**Directions**
Exactly as they appear, output all of the records. Skip any images.

Stored data
-- START --

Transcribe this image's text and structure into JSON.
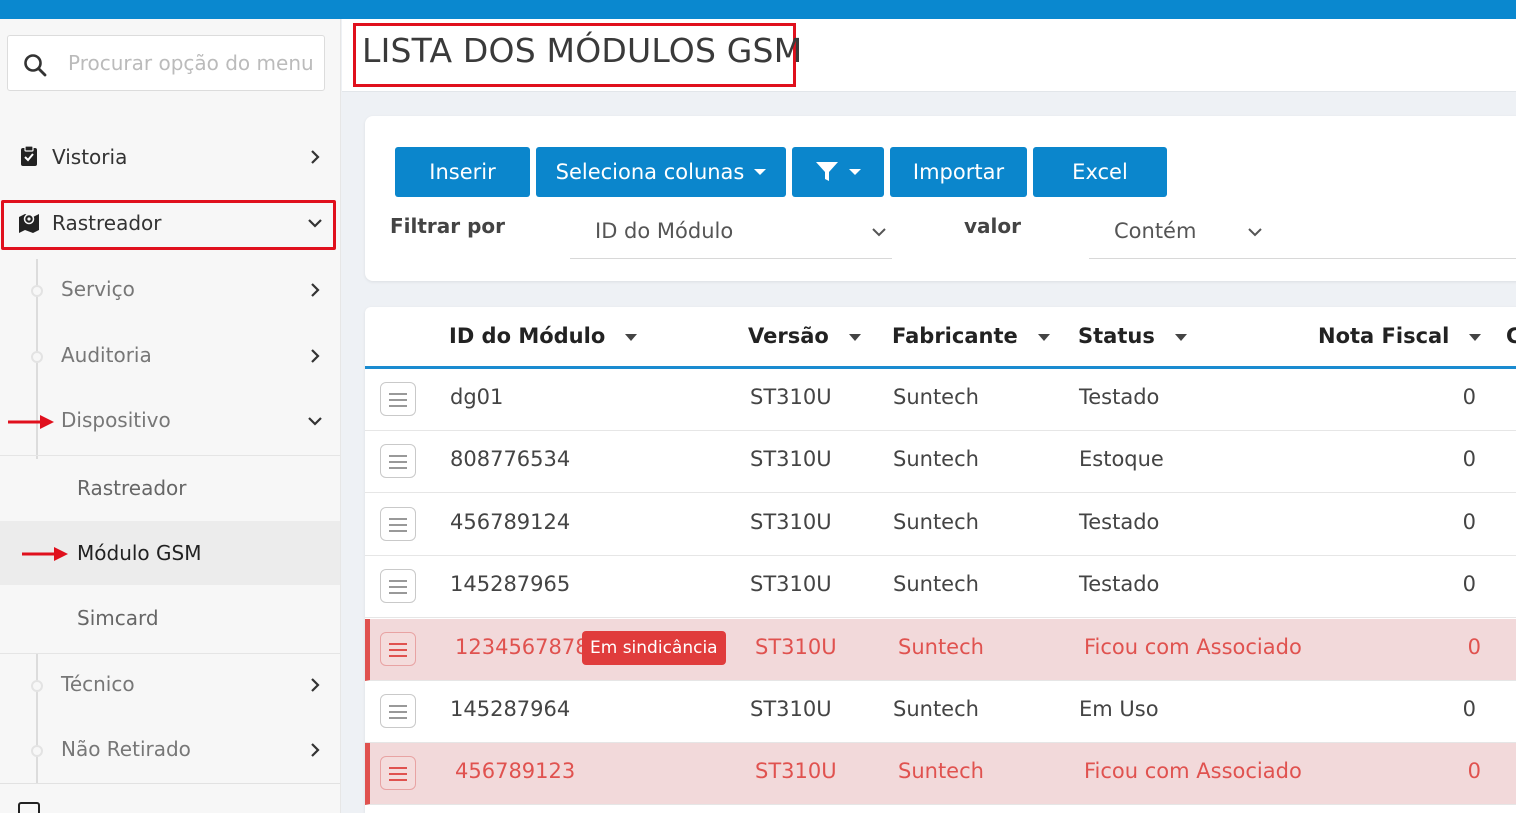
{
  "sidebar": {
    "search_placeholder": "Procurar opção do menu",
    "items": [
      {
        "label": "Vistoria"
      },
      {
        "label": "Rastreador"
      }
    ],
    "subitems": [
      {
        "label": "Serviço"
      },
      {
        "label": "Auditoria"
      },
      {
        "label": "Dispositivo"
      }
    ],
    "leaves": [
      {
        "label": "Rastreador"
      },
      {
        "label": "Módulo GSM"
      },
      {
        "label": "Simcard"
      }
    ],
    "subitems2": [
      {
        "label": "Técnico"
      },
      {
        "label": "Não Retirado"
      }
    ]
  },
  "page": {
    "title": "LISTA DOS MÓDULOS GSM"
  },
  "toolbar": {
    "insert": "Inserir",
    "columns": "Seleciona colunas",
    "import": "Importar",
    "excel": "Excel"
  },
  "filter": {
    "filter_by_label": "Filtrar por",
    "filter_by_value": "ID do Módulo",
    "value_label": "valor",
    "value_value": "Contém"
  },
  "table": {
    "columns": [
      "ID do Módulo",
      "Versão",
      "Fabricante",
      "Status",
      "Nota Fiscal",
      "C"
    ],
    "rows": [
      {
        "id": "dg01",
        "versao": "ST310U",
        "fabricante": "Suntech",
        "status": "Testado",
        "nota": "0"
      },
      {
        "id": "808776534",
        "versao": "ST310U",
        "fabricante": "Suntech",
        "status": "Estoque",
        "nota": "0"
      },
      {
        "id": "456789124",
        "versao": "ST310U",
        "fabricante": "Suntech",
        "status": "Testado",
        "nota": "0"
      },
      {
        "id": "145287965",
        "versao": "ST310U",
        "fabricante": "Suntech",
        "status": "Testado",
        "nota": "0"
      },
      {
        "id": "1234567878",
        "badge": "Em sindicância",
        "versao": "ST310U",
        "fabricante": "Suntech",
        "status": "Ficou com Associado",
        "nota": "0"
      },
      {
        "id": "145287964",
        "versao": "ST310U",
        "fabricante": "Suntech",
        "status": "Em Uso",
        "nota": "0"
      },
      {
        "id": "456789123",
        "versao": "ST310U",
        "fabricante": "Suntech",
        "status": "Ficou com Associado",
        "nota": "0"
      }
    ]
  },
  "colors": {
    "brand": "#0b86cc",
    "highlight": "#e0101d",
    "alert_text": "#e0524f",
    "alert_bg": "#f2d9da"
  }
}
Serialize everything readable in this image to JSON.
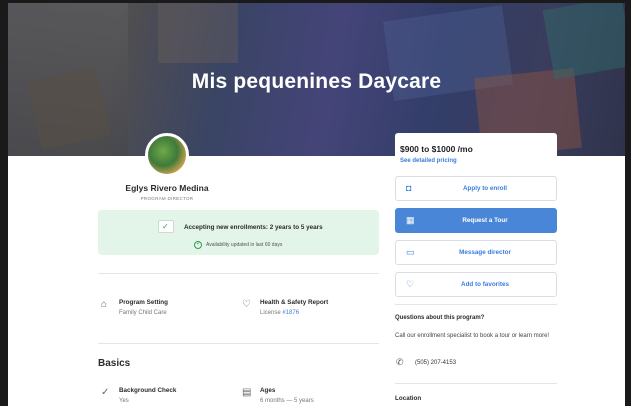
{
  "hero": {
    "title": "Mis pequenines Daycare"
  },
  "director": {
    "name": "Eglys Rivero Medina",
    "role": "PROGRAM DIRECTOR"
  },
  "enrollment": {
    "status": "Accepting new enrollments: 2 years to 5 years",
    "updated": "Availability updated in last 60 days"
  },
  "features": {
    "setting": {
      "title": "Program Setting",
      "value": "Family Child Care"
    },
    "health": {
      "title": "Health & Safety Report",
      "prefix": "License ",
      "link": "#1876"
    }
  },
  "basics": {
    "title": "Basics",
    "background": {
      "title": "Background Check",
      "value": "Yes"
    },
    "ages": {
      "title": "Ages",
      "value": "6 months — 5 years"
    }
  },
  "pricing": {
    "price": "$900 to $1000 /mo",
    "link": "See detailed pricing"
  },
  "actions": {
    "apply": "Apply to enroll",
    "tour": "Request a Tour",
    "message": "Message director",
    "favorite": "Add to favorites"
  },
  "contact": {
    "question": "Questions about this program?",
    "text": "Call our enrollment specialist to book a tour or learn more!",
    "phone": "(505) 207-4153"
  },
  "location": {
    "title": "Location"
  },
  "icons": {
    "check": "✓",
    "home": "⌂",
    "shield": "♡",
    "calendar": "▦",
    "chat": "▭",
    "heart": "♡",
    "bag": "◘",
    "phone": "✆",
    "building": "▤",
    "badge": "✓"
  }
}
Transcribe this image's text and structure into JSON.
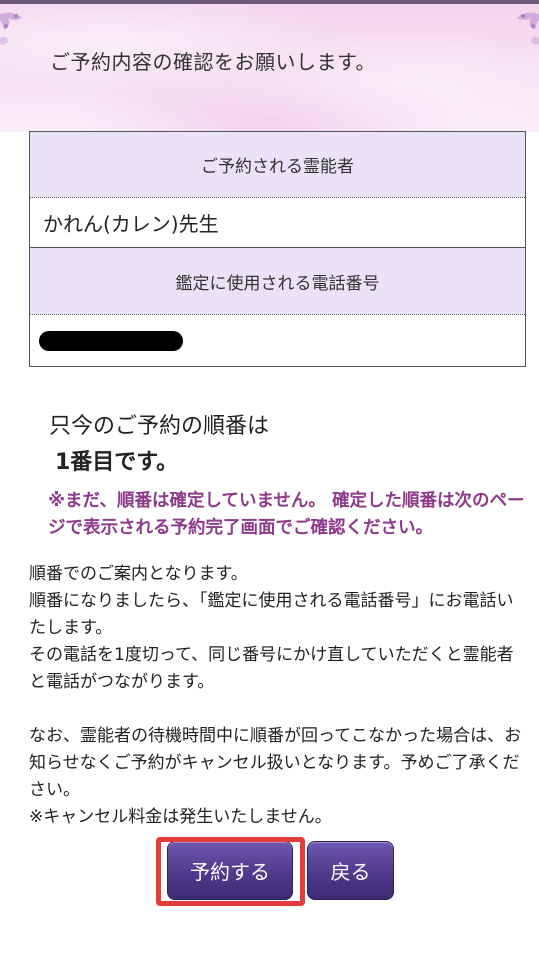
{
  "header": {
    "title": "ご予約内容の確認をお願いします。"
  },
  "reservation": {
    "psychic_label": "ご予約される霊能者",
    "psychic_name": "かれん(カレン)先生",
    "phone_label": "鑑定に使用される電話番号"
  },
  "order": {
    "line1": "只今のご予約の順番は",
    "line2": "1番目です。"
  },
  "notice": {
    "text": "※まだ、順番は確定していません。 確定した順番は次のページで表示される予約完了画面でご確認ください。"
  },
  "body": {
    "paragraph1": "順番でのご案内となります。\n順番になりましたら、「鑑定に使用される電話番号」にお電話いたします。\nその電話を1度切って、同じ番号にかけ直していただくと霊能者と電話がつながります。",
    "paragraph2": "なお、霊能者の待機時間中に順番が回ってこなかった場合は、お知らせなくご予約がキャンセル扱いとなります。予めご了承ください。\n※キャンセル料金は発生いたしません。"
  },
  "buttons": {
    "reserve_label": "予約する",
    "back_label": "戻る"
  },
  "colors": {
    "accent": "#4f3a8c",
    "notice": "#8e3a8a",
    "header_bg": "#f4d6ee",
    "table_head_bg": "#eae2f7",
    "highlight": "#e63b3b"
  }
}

-- END --

**Written solution**
Transcribe this image's text and structure into JSON.
{
  "sidebar": {
    "search_placeholder": "Procurar opção do menu",
    "items": [
      {
        "label": "Vistoria"
      },
      {
        "label": "Rastreador"
      }
    ],
    "subitems": [
      {
        "label": "Serviço"
      },
      {
        "label": "Auditoria"
      },
      {
        "label": "Dispositivo"
      }
    ],
    "leaves": [
      {
        "label": "Rastreador"
      },
      {
        "label": "Módulo GSM"
      },
      {
        "label": "Simcard"
      }
    ],
    "subitems2": [
      {
        "label": "Técnico"
      },
      {
        "label": "Não Retirado"
      }
    ]
  },
  "page": {
    "title": "LISTA DOS MÓDULOS GSM"
  },
  "toolbar": {
    "insert": "Inserir",
    "columns": "Seleciona colunas",
    "import": "Importar",
    "excel": "Excel"
  },
  "filter": {
    "filter_by_label": "Filtrar por",
    "filter_by_value": "ID do Módulo",
    "value_label": "valor",
    "value_value": "Contém"
  },
  "table": {
    "columns": [
      "ID do Módulo",
      "Versão",
      "Fabricante",
      "Status",
      "Nota Fiscal",
      "C"
    ],
    "rows": [
      {
        "id": "dg01",
        "versao": "ST310U",
        "fabricante": "Suntech",
        "status": "Testado",
        "nota": "0"
      },
      {
        "id": "808776534",
        "versao": "ST310U",
        "fabricante": "Suntech",
        "status": "Estoque",
        "nota": "0"
      },
      {
        "id": "456789124",
        "versao": "ST310U",
        "fabricante": "Suntech",
        "status": "Testado",
        "nota": "0"
      },
      {
        "id": "145287965",
        "versao": "ST310U",
        "fabricante": "Suntech",
        "status": "Testado",
        "nota": "0"
      },
      {
        "id": "1234567878",
        "badge": "Em sindicância",
        "versao": "ST310U",
        "fabricante": "Suntech",
        "status": "Ficou com Associado",
        "nota": "0"
      },
      {
        "id": "145287964",
        "versao": "ST310U",
        "fabricante": "Suntech",
        "status": "Em Uso",
        "nota": "0"
      },
      {
        "id": "456789123",
        "versao": "ST310U",
        "fabricante": "Suntech",
        "status": "Ficou com Associado",
        "nota": "0"
      }
    ]
  },
  "colors": {
    "brand": "#0b86cc",
    "highlight": "#e0101d",
    "alert_text": "#e0524f",
    "alert_bg": "#f2d9da"
  }
}
Serialize everything readable in this image to JSON.
{
  "hero": {
    "title": "Mis pequenines Daycare"
  },
  "director": {
    "name": "Eglys Rivero Medina",
    "role": "PROGRAM DIRECTOR"
  },
  "enrollment": {
    "status": "Accepting new enrollments: 2 years to 5 years",
    "updated": "Availability updated in last 60 days"
  },
  "features": {
    "setting": {
      "title": "Program Setting",
      "value": "Family Child Care"
    },
    "health": {
      "title": "Health & Safety Report",
      "prefix": "License ",
      "link": "#1876"
    }
  },
  "basics": {
    "title": "Basics",
    "background": {
      "title": "Background Check",
      "value": "Yes"
    },
    "ages": {
      "title": "Ages",
      "value": "6 months — 5 years"
    }
  },
  "pricing": {
    "price": "$900 to $1000 /mo",
    "link": "See detailed pricing"
  },
  "actions": {
    "apply": "Apply to enroll",
    "tour": "Request a Tour",
    "message": "Message director",
    "favorite": "Add to favorites"
  },
  "contact": {
    "question": "Questions about this program?",
    "text": "Call our enrollment specialist to book a tour or learn more!",
    "phone": "(505) 207-4153"
  },
  "location": {
    "title": "Location"
  },
  "icons": {
    "check": "✓",
    "home": "⌂",
    "shield": "♡",
    "calendar": "▦",
    "chat": "▭",
    "heart": "♡",
    "bag": "◘",
    "phone": "✆",
    "building": "▤",
    "badge": "✓"
  }
}
Transcribe this image's text and structure into JSON.
{
  "header": {
    "title": "ご予約内容の確認をお願いします。"
  },
  "reservation": {
    "psychic_label": "ご予約される霊能者",
    "psychic_name": "かれん(カレン)先生",
    "phone_label": "鑑定に使用される電話番号"
  },
  "order": {
    "line1": "只今のご予約の順番は",
    "line2": "1番目です。"
  },
  "notice": {
    "text": "※まだ、順番は確定していません。 確定した順番は次のページで表示される予約完了画面でご確認ください。"
  },
  "body": {
    "paragraph1": "順番でのご案内となります。\n順番になりましたら、「鑑定に使用される電話番号」にお電話いたします。\nその電話を1度切って、同じ番号にかけ直していただくと霊能者と電話がつながります。",
    "paragraph2": "なお、霊能者の待機時間中に順番が回ってこなかった場合は、お知らせなくご予約がキャンセル扱いとなります。予めご了承ください。\n※キャンセル料金は発生いたしません。"
  },
  "buttons": {
    "reserve_label": "予約する",
    "back_label": "戻る"
  },
  "colors": {
    "accent": "#4f3a8c",
    "notice": "#8e3a8a",
    "header_bg": "#f4d6ee",
    "table_head_bg": "#eae2f7",
    "highlight": "#e63b3b"
  }
}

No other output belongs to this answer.